## To do:
Note each line of the listing that contains the string "طأطأ", and copy it.
--- START Recorded data ---
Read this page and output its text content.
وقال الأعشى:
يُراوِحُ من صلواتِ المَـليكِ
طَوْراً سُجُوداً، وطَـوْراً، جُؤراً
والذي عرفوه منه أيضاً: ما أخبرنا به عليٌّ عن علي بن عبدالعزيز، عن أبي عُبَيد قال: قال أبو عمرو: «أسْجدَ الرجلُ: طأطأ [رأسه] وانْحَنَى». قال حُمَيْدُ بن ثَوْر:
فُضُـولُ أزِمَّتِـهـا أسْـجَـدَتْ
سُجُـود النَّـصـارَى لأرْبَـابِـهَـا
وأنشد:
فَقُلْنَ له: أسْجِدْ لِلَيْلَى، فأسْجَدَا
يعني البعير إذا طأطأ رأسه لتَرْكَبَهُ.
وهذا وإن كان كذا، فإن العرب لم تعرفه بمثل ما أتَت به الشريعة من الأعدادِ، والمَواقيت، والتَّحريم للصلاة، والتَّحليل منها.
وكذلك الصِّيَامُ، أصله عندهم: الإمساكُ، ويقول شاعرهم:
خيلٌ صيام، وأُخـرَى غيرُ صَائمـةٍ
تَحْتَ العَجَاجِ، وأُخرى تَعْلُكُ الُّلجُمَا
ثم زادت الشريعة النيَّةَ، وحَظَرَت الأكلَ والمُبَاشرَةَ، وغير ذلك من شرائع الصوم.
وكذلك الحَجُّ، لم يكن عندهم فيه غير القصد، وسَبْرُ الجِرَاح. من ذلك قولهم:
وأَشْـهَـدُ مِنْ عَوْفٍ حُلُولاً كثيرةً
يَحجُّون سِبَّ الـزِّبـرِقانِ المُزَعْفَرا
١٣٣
--- END Recorded data ---
## Exercise output:
والذي عرفوه منه أيضاً: ما أخبرنا به عليٌّ عن علي بن عبدالعزيز، عن أبي عُبَيد قال: قال أبو عمرو: «أسْجدَ الرجلُ: طأطأ [رأسه] وانْحَنَى». قال حُمَيْدُ بن ثَوْر:
يعني البعير إذا طأطأ رأسه لتَرْكَبَهُ.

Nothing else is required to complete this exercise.